Directive: Please update everything from the line containing "experience-value: 1年以上司机岗位工作经验，2年以上相关业务岗位工作经验 <box>250" down through the line containing "records-row <box>145 999 804 1044</box>" by replacing "section-header" with "section-title" and leaving all else unchanged. Return only those lines of the data.

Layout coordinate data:

+ + + + +

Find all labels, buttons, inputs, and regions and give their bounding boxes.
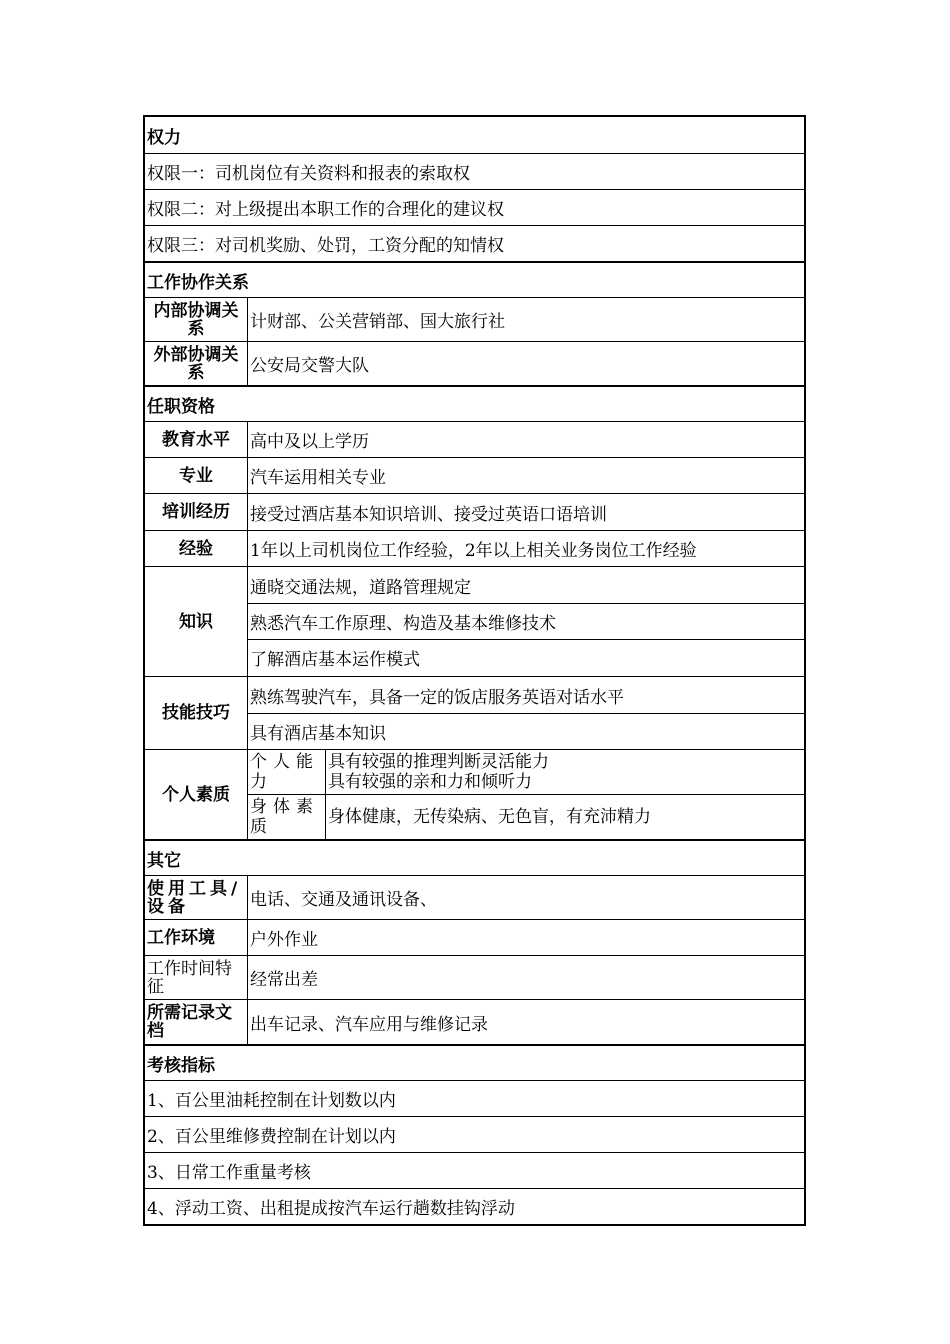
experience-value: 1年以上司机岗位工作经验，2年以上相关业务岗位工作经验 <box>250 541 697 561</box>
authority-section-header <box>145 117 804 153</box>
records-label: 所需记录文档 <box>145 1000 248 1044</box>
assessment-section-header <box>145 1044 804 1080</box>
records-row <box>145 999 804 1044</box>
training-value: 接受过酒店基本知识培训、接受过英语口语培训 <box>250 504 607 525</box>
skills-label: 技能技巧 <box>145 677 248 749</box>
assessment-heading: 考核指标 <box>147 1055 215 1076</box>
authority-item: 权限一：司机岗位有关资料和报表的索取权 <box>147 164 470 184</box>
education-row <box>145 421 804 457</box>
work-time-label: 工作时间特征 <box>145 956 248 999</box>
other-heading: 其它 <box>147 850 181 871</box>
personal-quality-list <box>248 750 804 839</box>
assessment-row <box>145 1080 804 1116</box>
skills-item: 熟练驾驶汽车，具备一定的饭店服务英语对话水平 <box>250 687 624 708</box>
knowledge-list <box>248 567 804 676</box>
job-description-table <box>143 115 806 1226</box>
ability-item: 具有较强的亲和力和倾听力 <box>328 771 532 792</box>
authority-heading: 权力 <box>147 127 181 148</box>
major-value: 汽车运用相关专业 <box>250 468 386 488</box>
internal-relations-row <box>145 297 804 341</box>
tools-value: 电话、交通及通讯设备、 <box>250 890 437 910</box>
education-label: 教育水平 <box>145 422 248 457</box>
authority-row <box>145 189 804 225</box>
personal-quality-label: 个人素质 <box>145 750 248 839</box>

+ + + + +

Correct result:
experience-value: 1年以上司机岗位工作经验，2年以上相关业务岗位工作经验 <box>250 541 697 561</box>
authority-section-title <box>145 117 804 153</box>
records-label: 所需记录文档 <box>145 1000 248 1044</box>
assessment-section-title <box>145 1044 804 1080</box>
records-row <box>145 999 804 1044</box>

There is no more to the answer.